*What is expected*
Each line that holds the word "name" counts once; give the total number of such lines and nothing else.

-- START --

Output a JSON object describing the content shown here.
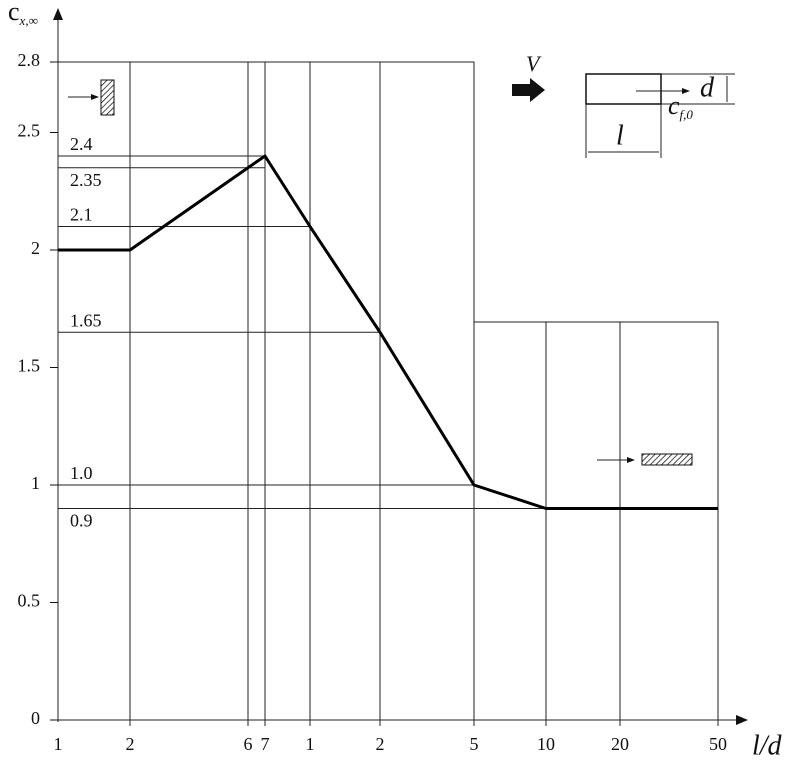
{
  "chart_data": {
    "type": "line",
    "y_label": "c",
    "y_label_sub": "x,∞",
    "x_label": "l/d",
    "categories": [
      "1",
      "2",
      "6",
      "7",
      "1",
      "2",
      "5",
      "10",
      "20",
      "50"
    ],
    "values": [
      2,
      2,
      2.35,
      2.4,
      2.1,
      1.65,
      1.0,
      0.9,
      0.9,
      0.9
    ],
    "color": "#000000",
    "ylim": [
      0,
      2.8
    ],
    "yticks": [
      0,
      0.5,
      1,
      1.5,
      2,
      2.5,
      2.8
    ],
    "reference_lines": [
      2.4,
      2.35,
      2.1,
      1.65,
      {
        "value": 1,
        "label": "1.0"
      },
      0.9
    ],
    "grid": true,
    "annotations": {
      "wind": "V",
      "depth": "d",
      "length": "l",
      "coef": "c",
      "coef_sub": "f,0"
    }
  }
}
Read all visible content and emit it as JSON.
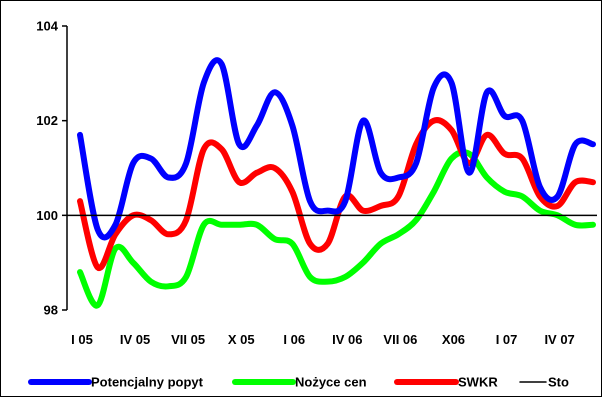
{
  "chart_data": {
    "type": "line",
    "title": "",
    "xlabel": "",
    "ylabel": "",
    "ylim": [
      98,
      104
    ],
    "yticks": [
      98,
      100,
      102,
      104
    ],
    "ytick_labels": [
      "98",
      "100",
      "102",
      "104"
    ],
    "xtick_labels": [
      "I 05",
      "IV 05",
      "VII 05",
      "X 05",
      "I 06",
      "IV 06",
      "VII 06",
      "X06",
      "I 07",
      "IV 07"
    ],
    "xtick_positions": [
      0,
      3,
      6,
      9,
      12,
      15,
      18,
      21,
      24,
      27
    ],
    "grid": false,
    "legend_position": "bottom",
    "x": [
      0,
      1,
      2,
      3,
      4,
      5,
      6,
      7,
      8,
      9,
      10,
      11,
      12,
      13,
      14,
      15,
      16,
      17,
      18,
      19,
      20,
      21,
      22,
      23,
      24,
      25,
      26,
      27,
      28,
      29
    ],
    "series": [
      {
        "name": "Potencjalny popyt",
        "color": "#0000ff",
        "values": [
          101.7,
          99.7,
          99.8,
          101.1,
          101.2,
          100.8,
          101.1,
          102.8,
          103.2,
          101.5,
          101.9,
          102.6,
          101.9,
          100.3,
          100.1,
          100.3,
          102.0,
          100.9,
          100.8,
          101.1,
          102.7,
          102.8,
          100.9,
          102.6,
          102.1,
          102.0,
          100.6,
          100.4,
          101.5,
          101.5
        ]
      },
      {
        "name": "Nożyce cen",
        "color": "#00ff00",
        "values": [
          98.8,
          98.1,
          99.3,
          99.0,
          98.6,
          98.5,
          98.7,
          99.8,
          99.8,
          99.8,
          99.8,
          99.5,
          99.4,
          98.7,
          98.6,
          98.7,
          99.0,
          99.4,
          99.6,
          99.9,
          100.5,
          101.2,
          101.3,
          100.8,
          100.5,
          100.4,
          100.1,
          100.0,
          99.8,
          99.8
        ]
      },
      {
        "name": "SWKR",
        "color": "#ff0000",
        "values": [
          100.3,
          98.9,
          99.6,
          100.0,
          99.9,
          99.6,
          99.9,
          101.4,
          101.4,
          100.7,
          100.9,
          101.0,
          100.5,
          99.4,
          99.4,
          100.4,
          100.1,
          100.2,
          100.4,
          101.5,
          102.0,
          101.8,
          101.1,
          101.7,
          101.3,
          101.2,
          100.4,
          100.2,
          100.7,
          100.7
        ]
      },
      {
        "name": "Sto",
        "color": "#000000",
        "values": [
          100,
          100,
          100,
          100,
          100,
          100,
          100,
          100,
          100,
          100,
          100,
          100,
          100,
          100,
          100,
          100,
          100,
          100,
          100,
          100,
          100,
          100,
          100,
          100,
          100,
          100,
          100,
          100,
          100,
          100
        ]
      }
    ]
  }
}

-- END --
-- START --

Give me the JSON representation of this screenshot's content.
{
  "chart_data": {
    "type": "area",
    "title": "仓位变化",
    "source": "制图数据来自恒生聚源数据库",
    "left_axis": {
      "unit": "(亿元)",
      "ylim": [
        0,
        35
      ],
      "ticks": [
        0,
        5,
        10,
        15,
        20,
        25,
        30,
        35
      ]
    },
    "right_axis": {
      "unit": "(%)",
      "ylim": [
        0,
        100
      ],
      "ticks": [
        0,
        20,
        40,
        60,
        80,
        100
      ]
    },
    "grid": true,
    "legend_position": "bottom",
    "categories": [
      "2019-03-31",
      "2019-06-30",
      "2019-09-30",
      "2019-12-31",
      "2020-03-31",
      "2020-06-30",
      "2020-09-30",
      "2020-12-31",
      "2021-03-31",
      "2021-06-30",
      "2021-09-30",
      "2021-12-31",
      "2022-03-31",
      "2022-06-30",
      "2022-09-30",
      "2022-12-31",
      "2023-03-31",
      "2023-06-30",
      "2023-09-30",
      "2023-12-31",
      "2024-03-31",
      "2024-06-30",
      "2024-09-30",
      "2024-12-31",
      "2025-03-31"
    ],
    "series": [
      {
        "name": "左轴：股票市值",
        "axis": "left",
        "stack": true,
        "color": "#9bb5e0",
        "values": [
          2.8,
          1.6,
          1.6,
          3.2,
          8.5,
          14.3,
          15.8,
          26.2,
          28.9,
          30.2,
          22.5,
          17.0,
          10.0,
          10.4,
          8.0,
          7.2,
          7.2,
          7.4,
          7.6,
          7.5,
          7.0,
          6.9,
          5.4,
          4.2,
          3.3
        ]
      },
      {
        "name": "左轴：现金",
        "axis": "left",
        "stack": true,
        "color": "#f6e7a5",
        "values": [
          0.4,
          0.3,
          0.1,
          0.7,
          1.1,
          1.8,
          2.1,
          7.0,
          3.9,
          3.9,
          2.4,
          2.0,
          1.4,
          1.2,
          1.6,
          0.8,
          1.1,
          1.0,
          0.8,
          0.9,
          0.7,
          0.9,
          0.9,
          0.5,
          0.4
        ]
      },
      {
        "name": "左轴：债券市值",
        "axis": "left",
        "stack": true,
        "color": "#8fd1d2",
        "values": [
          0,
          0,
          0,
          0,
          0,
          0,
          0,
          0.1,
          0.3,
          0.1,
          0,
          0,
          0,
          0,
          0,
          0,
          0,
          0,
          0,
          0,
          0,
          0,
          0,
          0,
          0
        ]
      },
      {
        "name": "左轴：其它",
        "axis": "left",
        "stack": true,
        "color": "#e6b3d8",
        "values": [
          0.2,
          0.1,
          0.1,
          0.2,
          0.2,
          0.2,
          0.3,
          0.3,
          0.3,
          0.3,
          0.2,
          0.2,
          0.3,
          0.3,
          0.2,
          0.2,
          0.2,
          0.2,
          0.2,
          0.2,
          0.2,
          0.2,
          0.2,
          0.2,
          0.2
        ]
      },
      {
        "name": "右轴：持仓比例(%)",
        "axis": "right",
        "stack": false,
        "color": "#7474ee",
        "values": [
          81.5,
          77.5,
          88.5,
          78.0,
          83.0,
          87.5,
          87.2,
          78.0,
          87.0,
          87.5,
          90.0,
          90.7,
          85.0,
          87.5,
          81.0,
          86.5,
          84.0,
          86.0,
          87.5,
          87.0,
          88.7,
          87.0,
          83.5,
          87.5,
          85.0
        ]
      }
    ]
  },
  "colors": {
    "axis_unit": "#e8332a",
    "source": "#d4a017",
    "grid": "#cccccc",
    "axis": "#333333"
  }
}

-- END --

*Final result*
9